> **Records for this exercise**
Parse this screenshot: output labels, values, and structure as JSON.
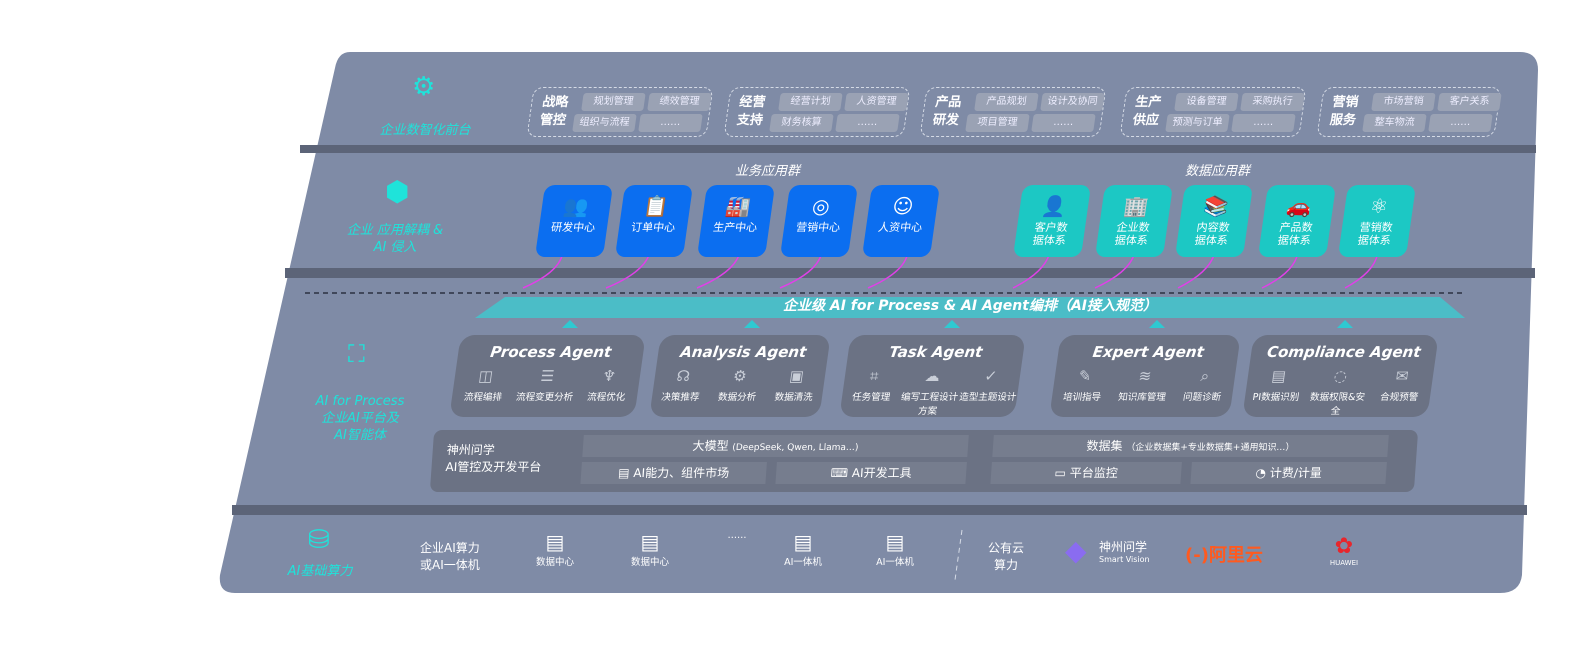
{
  "layers": {
    "front": "企业数智化前台",
    "apps": "企业 应用解耦 & AI 侵入",
    "ai": {
      "line1": "AI for Process",
      "line2": "企业AI平台及",
      "line3": "AI智能体"
    },
    "infra": "AI基础算力"
  },
  "groups": [
    {
      "title": "战略管控",
      "chips": [
        "规划管理",
        "绩效管理",
        "组织与流程",
        "……"
      ]
    },
    {
      "title": "经营支持",
      "chips": [
        "经营计划",
        "人资管理",
        "财务核算",
        "……"
      ]
    },
    {
      "title": "产品研发",
      "chips": [
        "产品规划",
        "设计及协同",
        "项目管理",
        "……"
      ]
    },
    {
      "title": "生产供应",
      "chips": [
        "设备管理",
        "采购执行",
        "预测与订单",
        "……"
      ]
    },
    {
      "title": "营销服务",
      "chips": [
        "市场营销",
        "客户关系",
        "整车物流",
        "……"
      ]
    }
  ],
  "business_apps": {
    "title": "业务应用群",
    "items": [
      {
        "label": "研发中心",
        "icon": "users-icon"
      },
      {
        "label": "订单中心",
        "icon": "clipboard-icon"
      },
      {
        "label": "生产中心",
        "icon": "factory-icon"
      },
      {
        "label": "营销中心",
        "icon": "target-icon"
      },
      {
        "label": "人资中心",
        "icon": "person-icon"
      }
    ]
  },
  "data_apps": {
    "title": "数据应用群",
    "items": [
      {
        "label": "客户数据体系",
        "icon": "user-icon"
      },
      {
        "label": "企业数据体系",
        "icon": "building-icon"
      },
      {
        "label": "内容数据体系",
        "icon": "books-icon"
      },
      {
        "label": "产品数据体系",
        "icon": "car-icon"
      },
      {
        "label": "营销数据体系",
        "icon": "atom-icon"
      }
    ]
  },
  "orchestration": "企业级 AI for Process & AI Agent编排（AI接入规范）",
  "agents": [
    {
      "name": "Process Agent",
      "items": [
        "流程编排",
        "流程变更分析",
        "流程优化"
      ]
    },
    {
      "name": "Analysis Agent",
      "items": [
        "决策推荐",
        "数据分析",
        "数据清洗"
      ]
    },
    {
      "name": "Task Agent",
      "items": [
        "任务管理",
        "编写工程设计方案",
        "造型主题设计"
      ]
    },
    {
      "name": "Expert Agent",
      "items": [
        "培训指导",
        "知识库管理",
        "问题诊断"
      ]
    },
    {
      "name": "Compliance Agent",
      "items": [
        "PI数据识别",
        "数据权限&安全",
        "合规预警"
      ]
    }
  ],
  "platform": {
    "name_line1": "神州问学",
    "name_line2": "AI管控及开发平台",
    "llm": "大模型",
    "llm_note": "(DeepSeek, Qwen, Llama…)",
    "dataset": "数据集",
    "dataset_note": "（企业数据集+专业数据集+通用知识…）",
    "tools": [
      "AI能力、组件市场",
      "AI开发工具",
      "平台监控",
      "计费/计量"
    ]
  },
  "compute": {
    "label_line1": "企业AI算力",
    "label_line2": "或AI一体机",
    "items": [
      "数据中心",
      "数据中心",
      "……",
      "AI一体机",
      "AI一体机"
    ],
    "cloud_line1": "公有云",
    "cloud_line2": "算力",
    "vendors": {
      "sv_cn": "神州问学",
      "sv_en": "Smart Vision",
      "aliyun": "阿里云",
      "huawei": "HUAWEI"
    }
  },
  "colors": {
    "panel": "#7f8ba6",
    "teal": "#1fe3da",
    "blue": "#0b6ef0",
    "cyan": "#1cc8c4",
    "arrow": "#e040e8"
  }
}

> **Short problem**
Output the entries above exactly. Drop the pictures.

> **Solution**
Parse this screenshot: output labels, values, and structure as JSON.
{
  "layers": {
    "front": "企业数智化前台",
    "apps": "企业 应用解耦 & AI 侵入",
    "ai": {
      "line1": "AI for Process",
      "line2": "企业AI平台及",
      "line3": "AI智能体"
    },
    "infra": "AI基础算力"
  },
  "groups": [
    {
      "title": "战略管控",
      "chips": [
        "规划管理",
        "绩效管理",
        "组织与流程",
        "……"
      ]
    },
    {
      "title": "经营支持",
      "chips": [
        "经营计划",
        "人资管理",
        "财务核算",
        "……"
      ]
    },
    {
      "title": "产品研发",
      "chips": [
        "产品规划",
        "设计及协同",
        "项目管理",
        "……"
      ]
    },
    {
      "title": "生产供应",
      "chips": [
        "设备管理",
        "采购执行",
        "预测与订单",
        "……"
      ]
    },
    {
      "title": "营销服务",
      "chips": [
        "市场营销",
        "客户关系",
        "整车物流",
        "……"
      ]
    }
  ],
  "business_apps": {
    "title": "业务应用群",
    "items": [
      {
        "label": "研发中心",
        "icon": "users-icon"
      },
      {
        "label": "订单中心",
        "icon": "clipboard-icon"
      },
      {
        "label": "生产中心",
        "icon": "factory-icon"
      },
      {
        "label": "营销中心",
        "icon": "target-icon"
      },
      {
        "label": "人资中心",
        "icon": "person-icon"
      }
    ]
  },
  "data_apps": {
    "title": "数据应用群",
    "items": [
      {
        "label": "客户数据体系",
        "icon": "user-icon"
      },
      {
        "label": "企业数据体系",
        "icon": "building-icon"
      },
      {
        "label": "内容数据体系",
        "icon": "books-icon"
      },
      {
        "label": "产品数据体系",
        "icon": "car-icon"
      },
      {
        "label": "营销数据体系",
        "icon": "atom-icon"
      }
    ]
  },
  "orchestration": "企业级 AI for Process & AI Agent编排（AI接入规范）",
  "agents": [
    {
      "name": "Process Agent",
      "items": [
        "流程编排",
        "流程变更分析",
        "流程优化"
      ]
    },
    {
      "name": "Analysis Agent",
      "items": [
        "决策推荐",
        "数据分析",
        "数据清洗"
      ]
    },
    {
      "name": "Task Agent",
      "items": [
        "任务管理",
        "编写工程设计方案",
        "造型主题设计"
      ]
    },
    {
      "name": "Expert Agent",
      "items": [
        "培训指导",
        "知识库管理",
        "问题诊断"
      ]
    },
    {
      "name": "Compliance Agent",
      "items": [
        "PI数据识别",
        "数据权限&安全",
        "合规预警"
      ]
    }
  ],
  "platform": {
    "name_line1": "神州问学",
    "name_line2": "AI管控及开发平台",
    "llm": "大模型",
    "llm_note": "(DeepSeek, Qwen, Llama…)",
    "dataset": "数据集",
    "dataset_note": "（企业数据集+专业数据集+通用知识…）",
    "tools": [
      "AI能力、组件市场",
      "AI开发工具",
      "平台监控",
      "计费/计量"
    ]
  },
  "compute": {
    "label_line1": "企业AI算力",
    "label_line2": "或AI一体机",
    "items": [
      "数据中心",
      "数据中心",
      "……",
      "AI一体机",
      "AI一体机"
    ],
    "cloud_line1": "公有云",
    "cloud_line2": "算力",
    "vendors": {
      "sv_cn": "神州问学",
      "sv_en": "Smart Vision",
      "aliyun": "阿里云",
      "huawei": "HUAWEI"
    }
  },
  "colors": {
    "panel": "#7f8ba6",
    "teal": "#1fe3da",
    "blue": "#0b6ef0",
    "cyan": "#1cc8c4",
    "arrow": "#e040e8"
  }
}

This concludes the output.